Required work: Where the data below has the string "text", return the whole line.

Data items

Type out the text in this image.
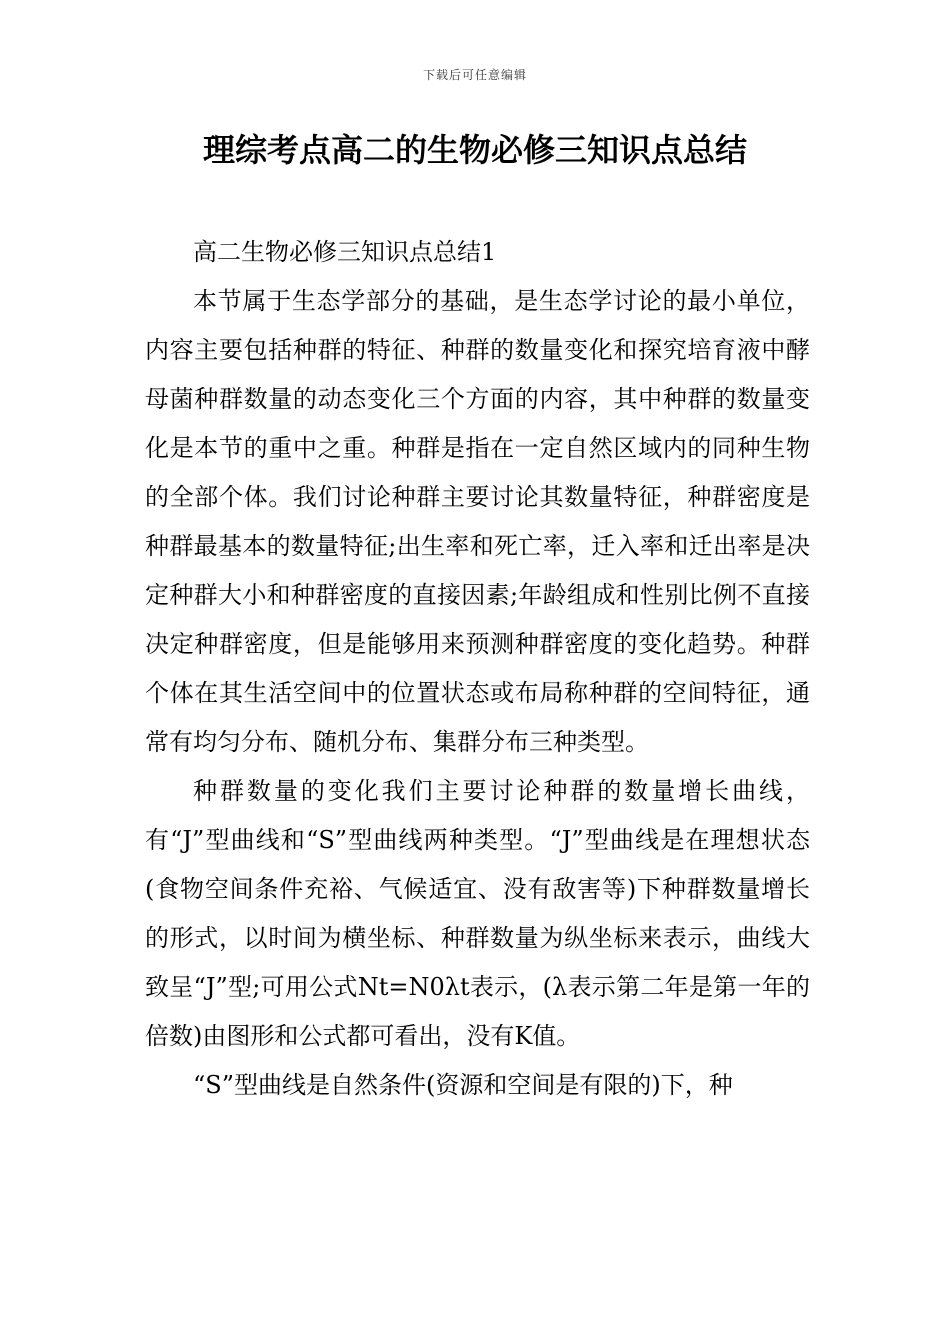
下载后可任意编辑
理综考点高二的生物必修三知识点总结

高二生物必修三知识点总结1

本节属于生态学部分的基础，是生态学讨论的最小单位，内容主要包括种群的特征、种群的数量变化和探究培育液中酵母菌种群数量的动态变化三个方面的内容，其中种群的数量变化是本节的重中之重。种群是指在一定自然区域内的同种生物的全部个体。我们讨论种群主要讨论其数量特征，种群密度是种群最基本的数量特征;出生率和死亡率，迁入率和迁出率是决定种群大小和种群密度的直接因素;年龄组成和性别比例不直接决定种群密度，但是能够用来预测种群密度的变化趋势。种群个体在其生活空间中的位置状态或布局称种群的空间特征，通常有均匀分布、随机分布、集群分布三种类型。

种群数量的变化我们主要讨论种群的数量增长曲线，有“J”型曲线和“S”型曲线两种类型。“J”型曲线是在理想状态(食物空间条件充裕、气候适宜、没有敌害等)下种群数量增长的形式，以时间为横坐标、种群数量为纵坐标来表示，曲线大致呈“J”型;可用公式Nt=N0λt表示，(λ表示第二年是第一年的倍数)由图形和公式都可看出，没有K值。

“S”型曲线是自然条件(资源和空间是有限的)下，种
==
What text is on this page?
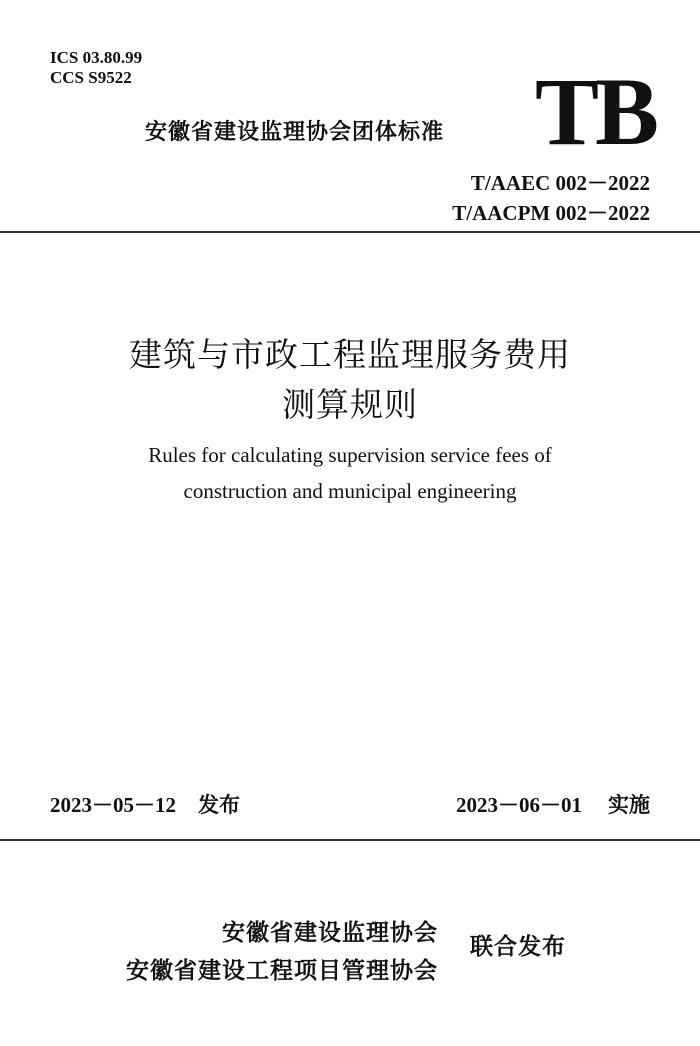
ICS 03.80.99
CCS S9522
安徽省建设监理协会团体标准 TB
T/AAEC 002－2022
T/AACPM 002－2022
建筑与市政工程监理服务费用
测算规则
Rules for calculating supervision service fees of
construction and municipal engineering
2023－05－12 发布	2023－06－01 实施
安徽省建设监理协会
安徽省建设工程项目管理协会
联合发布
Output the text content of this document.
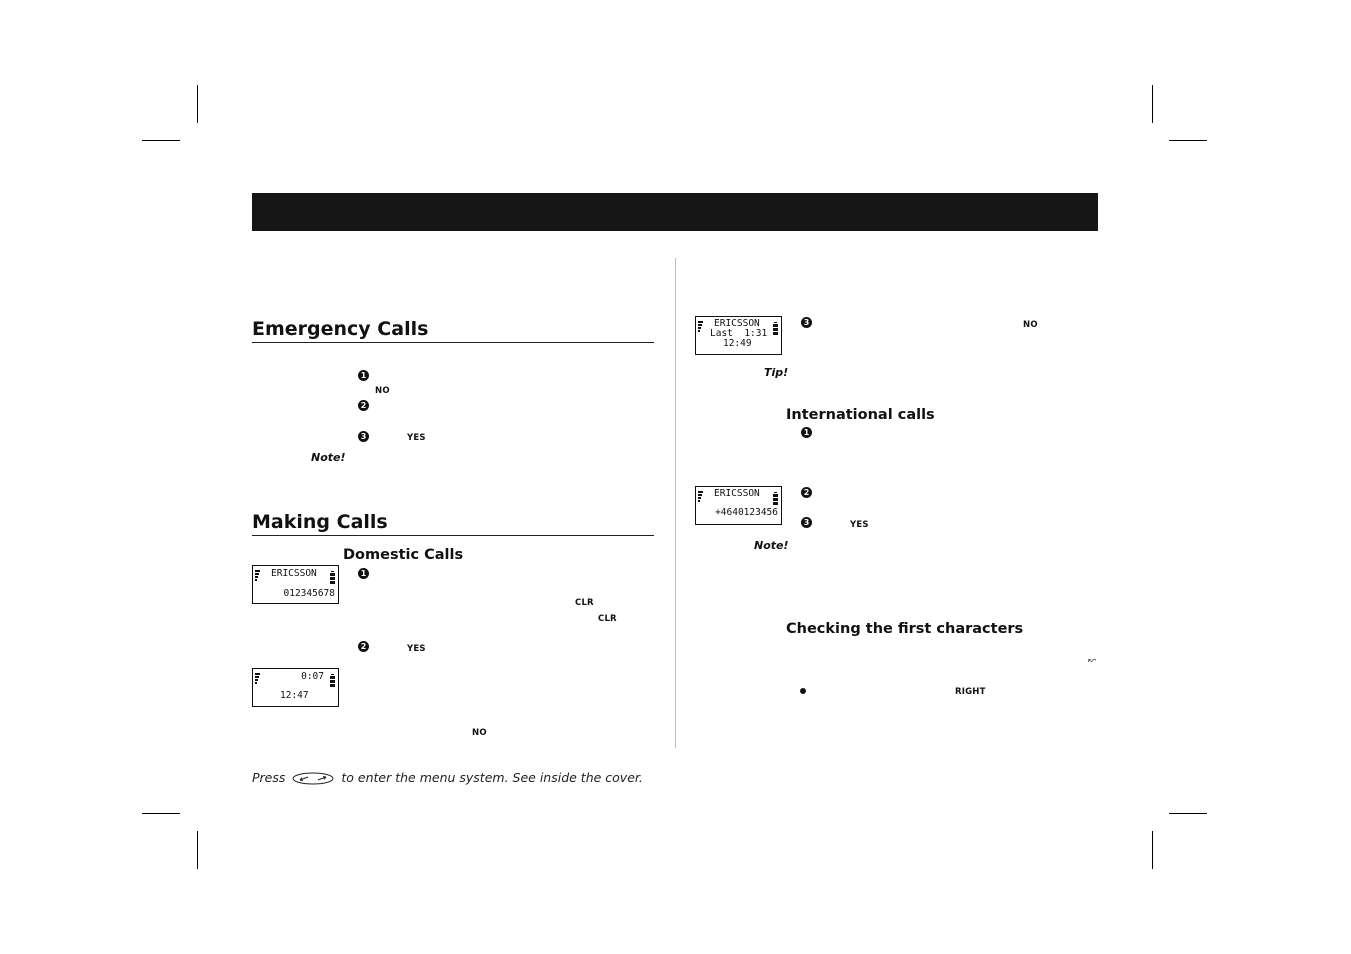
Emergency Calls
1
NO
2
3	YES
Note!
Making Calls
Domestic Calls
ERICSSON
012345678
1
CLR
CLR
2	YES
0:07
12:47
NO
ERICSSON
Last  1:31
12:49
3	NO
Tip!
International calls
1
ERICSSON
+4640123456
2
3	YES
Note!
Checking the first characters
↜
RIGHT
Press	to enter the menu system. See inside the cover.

Output of the exercise:
Type out the text in this image.
What text is on this page?
Output the text content of this document.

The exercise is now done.